In the listing below, locate the lines that hold "JSON" and copy them.

* [The records]

● ● ● ●

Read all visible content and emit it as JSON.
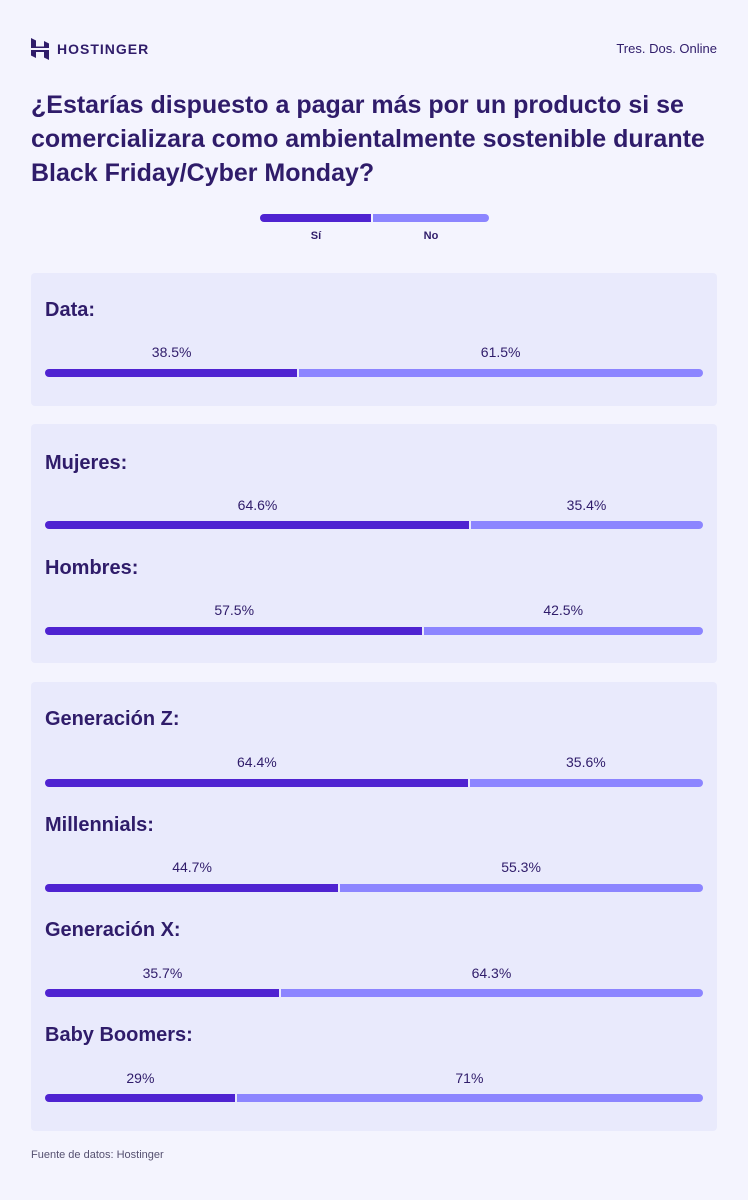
{
  "header": {
    "brand": "HOSTINGER",
    "publisher": "Tres. Dos. Online"
  },
  "colors": {
    "yes": "#4f23d1",
    "no": "#8c85ff",
    "text": "#2f1c6a",
    "card": "#e9eafc"
  },
  "chart_data": {
    "type": "bar",
    "orientation": "horizontal-stacked-100",
    "title": "¿Estarías dispuesto a pagar más por un producto si se comercializara como ambientalmente sostenible durante Black Friday/Cyber Monday?",
    "legend": [
      "Sí",
      "No"
    ],
    "legend_position": "top-center",
    "groups": [
      {
        "rows": [
          {
            "label": "Data:",
            "yes": 38.5,
            "no": 61.5,
            "yes_label": "38.5%",
            "no_label": "61.5%"
          }
        ]
      },
      {
        "rows": [
          {
            "label": "Mujeres:",
            "yes": 64.6,
            "no": 35.4,
            "yes_label": "64.6%",
            "no_label": "35.4%"
          },
          {
            "label": "Hombres:",
            "yes": 57.5,
            "no": 42.5,
            "yes_label": "57.5%",
            "no_label": "42.5%"
          }
        ]
      },
      {
        "rows": [
          {
            "label": "Generación Z:",
            "yes": 64.4,
            "no": 35.6,
            "yes_label": "64.4%",
            "no_label": "35.6%"
          },
          {
            "label": "Millennials:",
            "yes": 44.7,
            "no": 55.3,
            "yes_label": "44.7%",
            "no_label": "55.3%"
          },
          {
            "label": "Generación X:",
            "yes": 35.7,
            "no": 64.3,
            "yes_label": "35.7%",
            "no_label": "64.3%"
          },
          {
            "label": "Baby Boomers:",
            "yes": 29,
            "no": 71,
            "yes_label": "29%",
            "no_label": "71%"
          }
        ]
      }
    ]
  },
  "footer": "Fuente de datos: Hostinger"
}
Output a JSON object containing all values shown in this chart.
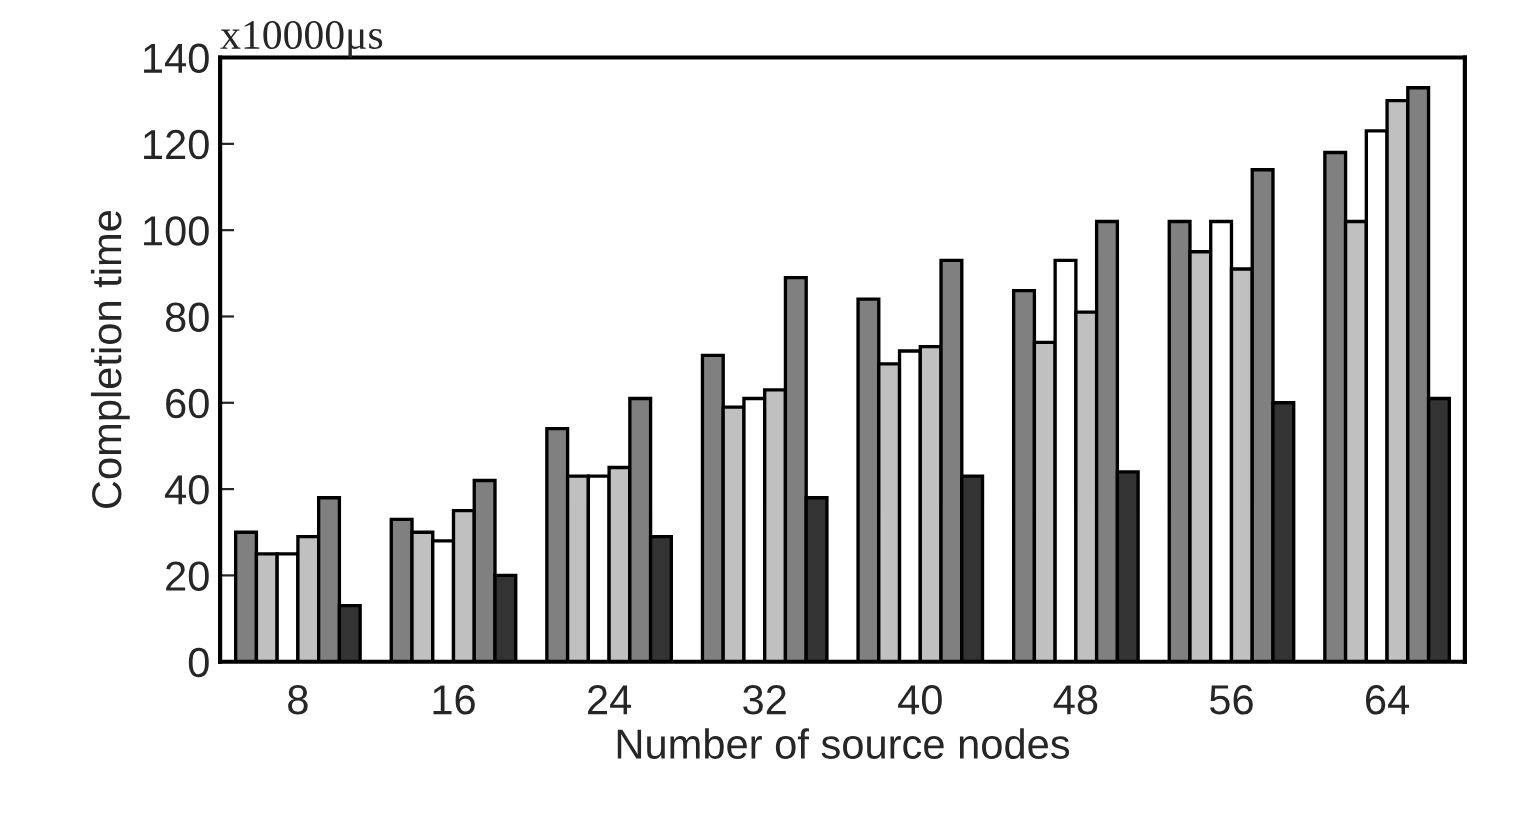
{
  "chart_data": {
    "type": "bar",
    "xlabel": "Number of source nodes",
    "ylabel": "Completion time",
    "annotations": [
      "x10000μs"
    ],
    "categories": [
      "8",
      "16",
      "24",
      "32",
      "40",
      "48",
      "56",
      "64"
    ],
    "series": [
      {
        "color": "#808080",
        "values": [
          30,
          33,
          54,
          71,
          84,
          86,
          102,
          118
        ]
      },
      {
        "color": "#c0c0c0",
        "values": [
          25,
          30,
          43,
          59,
          69,
          74,
          95,
          102
        ]
      },
      {
        "color": "#ffffff",
        "values": [
          25,
          28,
          43,
          61,
          72,
          93,
          102,
          123
        ]
      },
      {
        "color": "#c0c0c0",
        "values": [
          29,
          35,
          45,
          63,
          73,
          81,
          91,
          130
        ]
      },
      {
        "color": "#808080",
        "values": [
          38,
          42,
          61,
          89,
          93,
          102,
          114,
          133
        ]
      },
      {
        "color": "#333333",
        "values": [
          13,
          20,
          29,
          38,
          43,
          44,
          60,
          61
        ]
      }
    ],
    "ylim": [
      0,
      140
    ],
    "yticks": [
      0,
      20,
      40,
      60,
      80,
      100,
      120,
      140
    ],
    "grid": false,
    "legend": false
  }
}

● ● ● ●

* [Worked answer]
Read all visible content and emit it as JSON.
Output a JSON object containing all values shown in this chart.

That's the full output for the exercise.